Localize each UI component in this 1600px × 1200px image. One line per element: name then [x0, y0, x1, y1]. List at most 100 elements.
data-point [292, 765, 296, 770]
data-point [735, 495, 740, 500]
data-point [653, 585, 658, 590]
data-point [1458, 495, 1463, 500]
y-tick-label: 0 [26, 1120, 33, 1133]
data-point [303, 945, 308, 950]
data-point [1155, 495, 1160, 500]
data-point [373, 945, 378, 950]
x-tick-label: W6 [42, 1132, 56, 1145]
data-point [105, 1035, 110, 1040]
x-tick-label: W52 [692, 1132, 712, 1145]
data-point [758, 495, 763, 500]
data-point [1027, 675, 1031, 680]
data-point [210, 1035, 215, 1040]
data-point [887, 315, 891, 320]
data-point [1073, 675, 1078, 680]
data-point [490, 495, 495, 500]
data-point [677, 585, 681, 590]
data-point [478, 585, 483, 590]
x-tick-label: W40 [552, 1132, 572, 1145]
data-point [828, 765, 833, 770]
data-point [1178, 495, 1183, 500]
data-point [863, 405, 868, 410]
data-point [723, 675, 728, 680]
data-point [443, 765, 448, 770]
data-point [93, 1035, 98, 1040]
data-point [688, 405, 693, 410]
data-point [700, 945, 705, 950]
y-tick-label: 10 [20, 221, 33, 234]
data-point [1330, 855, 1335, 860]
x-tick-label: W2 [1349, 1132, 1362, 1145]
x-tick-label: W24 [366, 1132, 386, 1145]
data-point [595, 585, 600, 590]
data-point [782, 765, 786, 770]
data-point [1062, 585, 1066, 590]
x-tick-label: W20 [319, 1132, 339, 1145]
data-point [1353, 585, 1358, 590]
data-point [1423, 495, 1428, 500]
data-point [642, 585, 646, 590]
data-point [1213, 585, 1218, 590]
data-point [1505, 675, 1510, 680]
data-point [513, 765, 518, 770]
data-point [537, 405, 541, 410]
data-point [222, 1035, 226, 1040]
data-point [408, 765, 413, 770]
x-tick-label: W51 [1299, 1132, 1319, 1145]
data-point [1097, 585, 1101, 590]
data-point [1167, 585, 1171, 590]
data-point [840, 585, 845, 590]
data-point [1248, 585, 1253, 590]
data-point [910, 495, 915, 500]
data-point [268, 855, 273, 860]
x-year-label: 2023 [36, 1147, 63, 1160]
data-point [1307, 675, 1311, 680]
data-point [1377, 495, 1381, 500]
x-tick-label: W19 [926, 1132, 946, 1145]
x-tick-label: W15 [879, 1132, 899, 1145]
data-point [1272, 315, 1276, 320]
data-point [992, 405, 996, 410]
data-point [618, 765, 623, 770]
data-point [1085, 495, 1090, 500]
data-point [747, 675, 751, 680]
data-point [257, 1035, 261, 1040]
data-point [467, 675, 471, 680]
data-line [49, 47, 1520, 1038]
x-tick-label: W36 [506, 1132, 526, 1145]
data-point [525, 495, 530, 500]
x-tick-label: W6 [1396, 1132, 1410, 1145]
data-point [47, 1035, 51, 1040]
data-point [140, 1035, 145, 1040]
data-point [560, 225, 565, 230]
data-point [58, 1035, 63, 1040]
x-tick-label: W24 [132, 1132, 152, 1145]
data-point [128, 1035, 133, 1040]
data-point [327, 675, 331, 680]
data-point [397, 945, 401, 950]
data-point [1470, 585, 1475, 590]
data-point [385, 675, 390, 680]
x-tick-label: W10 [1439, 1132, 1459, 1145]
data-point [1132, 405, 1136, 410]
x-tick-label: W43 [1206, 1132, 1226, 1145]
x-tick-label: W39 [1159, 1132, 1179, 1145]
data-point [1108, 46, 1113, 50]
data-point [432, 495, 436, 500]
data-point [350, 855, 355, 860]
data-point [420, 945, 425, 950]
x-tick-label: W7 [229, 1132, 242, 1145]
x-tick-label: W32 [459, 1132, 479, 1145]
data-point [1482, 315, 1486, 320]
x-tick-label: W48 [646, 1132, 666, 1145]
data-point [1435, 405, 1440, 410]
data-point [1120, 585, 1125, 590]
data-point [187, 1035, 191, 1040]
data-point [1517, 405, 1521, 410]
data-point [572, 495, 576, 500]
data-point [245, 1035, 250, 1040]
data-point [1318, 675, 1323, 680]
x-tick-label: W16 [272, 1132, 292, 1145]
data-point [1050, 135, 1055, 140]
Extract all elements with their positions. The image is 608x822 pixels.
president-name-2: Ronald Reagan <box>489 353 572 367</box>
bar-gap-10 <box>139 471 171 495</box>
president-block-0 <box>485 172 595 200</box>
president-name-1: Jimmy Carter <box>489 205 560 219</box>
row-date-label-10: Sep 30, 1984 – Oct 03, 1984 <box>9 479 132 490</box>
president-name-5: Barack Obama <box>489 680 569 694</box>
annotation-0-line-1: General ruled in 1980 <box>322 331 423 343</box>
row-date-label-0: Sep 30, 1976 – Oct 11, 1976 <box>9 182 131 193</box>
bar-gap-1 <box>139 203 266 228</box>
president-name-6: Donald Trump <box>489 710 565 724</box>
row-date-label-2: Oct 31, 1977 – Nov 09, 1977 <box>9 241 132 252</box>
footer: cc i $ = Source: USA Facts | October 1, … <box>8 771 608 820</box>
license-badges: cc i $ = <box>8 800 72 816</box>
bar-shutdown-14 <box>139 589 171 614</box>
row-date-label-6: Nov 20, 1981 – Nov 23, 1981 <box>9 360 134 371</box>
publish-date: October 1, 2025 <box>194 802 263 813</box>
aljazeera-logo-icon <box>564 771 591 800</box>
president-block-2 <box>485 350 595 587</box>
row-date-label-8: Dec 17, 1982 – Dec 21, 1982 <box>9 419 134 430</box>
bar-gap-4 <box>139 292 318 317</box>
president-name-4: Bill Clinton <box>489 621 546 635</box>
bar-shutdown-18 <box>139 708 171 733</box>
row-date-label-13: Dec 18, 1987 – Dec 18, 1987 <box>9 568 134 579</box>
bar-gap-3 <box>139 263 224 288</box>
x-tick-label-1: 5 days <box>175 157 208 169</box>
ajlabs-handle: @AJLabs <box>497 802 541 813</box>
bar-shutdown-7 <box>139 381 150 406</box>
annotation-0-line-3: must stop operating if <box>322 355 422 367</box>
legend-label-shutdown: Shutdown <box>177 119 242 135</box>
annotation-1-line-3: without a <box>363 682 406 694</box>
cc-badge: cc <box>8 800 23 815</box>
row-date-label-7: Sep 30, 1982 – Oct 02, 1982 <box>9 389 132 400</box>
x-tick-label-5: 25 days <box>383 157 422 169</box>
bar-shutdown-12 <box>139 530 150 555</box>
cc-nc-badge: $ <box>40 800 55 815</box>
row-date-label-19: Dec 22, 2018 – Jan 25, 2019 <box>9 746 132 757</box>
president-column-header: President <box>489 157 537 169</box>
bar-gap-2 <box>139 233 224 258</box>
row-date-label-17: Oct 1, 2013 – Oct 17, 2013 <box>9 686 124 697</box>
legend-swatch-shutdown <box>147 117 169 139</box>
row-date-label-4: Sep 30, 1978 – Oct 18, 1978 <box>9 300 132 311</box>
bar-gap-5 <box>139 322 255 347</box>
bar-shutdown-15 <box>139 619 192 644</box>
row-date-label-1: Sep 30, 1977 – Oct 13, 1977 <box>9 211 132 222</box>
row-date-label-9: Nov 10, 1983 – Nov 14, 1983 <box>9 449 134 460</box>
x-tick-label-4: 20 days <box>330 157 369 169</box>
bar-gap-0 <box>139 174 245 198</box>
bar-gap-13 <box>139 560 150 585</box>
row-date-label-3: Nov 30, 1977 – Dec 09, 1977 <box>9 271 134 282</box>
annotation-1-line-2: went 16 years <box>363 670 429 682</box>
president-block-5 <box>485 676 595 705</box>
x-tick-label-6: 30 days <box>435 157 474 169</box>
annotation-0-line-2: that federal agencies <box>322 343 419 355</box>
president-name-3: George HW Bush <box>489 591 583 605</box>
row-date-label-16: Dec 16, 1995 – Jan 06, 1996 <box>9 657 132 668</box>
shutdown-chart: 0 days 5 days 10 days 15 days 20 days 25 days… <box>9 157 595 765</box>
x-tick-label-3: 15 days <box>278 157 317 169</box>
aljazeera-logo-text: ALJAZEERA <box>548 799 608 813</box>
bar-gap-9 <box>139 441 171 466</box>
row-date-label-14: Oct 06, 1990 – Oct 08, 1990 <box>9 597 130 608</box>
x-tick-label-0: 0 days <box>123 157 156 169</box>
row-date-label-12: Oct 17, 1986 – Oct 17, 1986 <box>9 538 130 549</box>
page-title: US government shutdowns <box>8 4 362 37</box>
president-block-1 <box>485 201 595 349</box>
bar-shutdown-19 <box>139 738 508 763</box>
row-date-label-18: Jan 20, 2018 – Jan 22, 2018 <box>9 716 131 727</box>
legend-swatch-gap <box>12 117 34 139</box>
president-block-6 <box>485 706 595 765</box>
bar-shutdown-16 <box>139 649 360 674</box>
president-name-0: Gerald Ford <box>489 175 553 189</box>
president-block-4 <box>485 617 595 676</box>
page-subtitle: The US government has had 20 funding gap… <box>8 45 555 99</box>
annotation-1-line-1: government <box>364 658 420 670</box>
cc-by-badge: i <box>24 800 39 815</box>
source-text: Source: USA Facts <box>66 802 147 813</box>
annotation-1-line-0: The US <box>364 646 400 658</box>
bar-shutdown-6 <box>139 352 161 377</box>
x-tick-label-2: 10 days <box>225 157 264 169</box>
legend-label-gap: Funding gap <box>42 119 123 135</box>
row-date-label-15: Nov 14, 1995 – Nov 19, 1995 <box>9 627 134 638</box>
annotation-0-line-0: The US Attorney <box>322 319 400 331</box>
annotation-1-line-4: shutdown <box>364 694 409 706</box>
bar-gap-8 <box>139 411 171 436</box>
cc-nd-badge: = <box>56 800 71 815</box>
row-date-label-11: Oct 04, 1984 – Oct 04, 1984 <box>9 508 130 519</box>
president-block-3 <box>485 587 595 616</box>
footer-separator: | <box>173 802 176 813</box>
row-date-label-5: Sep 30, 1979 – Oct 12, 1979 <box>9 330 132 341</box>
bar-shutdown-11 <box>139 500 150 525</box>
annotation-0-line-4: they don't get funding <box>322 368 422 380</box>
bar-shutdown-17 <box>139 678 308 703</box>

=-=-=

__WORK TO BE COMPLETED__. Starting at the first line and stopping after the one that contains "data-point [863, 405, 868, 410]", rewrite the lines with "x-tick-label" changed to "x-axis-label" and nothing else altered.

__RIGHT ANSWER__.
Localize each UI component in this 1600px × 1200px image. One line per element: name then [x0, y0, x1, y1]. List at most 100 elements.
data-point [292, 765, 296, 770]
data-point [735, 495, 740, 500]
data-point [653, 585, 658, 590]
data-point [1458, 495, 1463, 500]
y-tick-label: 0 [26, 1120, 33, 1133]
data-point [303, 945, 308, 950]
data-point [1155, 495, 1160, 500]
data-point [373, 945, 378, 950]
x-axis-label: W6 [42, 1132, 56, 1145]
data-point [105, 1035, 110, 1040]
x-axis-label: W52 [692, 1132, 712, 1145]
data-point [758, 495, 763, 500]
data-point [1027, 675, 1031, 680]
data-point [210, 1035, 215, 1040]
data-point [887, 315, 891, 320]
data-point [1073, 675, 1078, 680]
data-point [490, 495, 495, 500]
data-point [677, 585, 681, 590]
data-point [478, 585, 483, 590]
x-axis-label: W40 [552, 1132, 572, 1145]
data-point [828, 765, 833, 770]
data-point [1178, 495, 1183, 500]
data-point [863, 405, 868, 410]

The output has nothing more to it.